- [WRITTEN TASK]: Repeat the records exactly. Every line must match.

- [Collected data]:
* * * * * * *
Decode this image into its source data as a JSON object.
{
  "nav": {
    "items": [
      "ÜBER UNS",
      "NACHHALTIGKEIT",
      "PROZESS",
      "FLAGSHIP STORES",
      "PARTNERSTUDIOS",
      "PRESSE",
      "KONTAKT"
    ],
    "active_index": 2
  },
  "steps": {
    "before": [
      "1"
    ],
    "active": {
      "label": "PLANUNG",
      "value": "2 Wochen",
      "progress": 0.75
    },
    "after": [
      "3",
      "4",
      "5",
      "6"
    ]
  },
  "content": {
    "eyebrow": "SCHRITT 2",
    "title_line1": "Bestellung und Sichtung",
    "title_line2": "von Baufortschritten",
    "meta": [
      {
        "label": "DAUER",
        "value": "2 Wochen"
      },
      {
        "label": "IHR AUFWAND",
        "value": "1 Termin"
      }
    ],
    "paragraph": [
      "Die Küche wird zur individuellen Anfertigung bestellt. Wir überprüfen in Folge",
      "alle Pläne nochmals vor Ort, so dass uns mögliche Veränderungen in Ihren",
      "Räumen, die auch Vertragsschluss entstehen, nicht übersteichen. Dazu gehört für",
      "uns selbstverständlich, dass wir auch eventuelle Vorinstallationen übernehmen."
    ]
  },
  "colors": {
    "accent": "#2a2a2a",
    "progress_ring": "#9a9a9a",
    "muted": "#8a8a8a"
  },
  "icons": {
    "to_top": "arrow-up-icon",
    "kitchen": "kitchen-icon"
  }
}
* * * * * * *
- [THE ANSWER]:
Decode this image into its source data as a JSON object.
{
  "nav": {
    "items": [
      "ÜBER UNS",
      "NACHHALTIGKEIT",
      "PROZESS",
      "FLAGSHIP STORES",
      "PARTNERSTUDIOS",
      "PRESSE",
      "KONTAKT"
    ],
    "active_index": 2
  },
  "steps": {
    "before": [
      "1"
    ],
    "active": {
      "label": "PLANUNG",
      "value": "2 Wochen",
      "progress": 0.75
    },
    "after": [
      "3",
      "4",
      "5",
      "6"
    ]
  },
  "content": {
    "eyebrow": "SCHRITT 2",
    "title_line1": "Bestellung und Sichtung",
    "title_line2": "von Baufortschritten",
    "meta": [
      {
        "label": "DAUER",
        "value": "2 Wochen"
      },
      {
        "label": "IHR AUFWAND",
        "value": "1 Termin"
      }
    ],
    "paragraph": [
      "Die Küche wird zur individuellen Anfertigung bestellt. Wir überprüfen in Folge",
      "alle Pläne nochmals vor Ort, so dass uns mögliche Veränderungen in Ihren",
      "Räumen, die auch Vertragsschluss entstehen, nicht übersteichen. Dazu gehört für",
      "uns selbstverständlich, dass wir auch eventuelle Vorinstallationen übernehmen."
    ]
  },
  "colors": {
    "accent": "#2a2a2a",
    "progress_ring": "#9a9a9a",
    "muted": "#8a8a8a"
  },
  "icons": {
    "to_top": "arrow-up-icon",
    "kitchen": "kitchen-icon"
  }
}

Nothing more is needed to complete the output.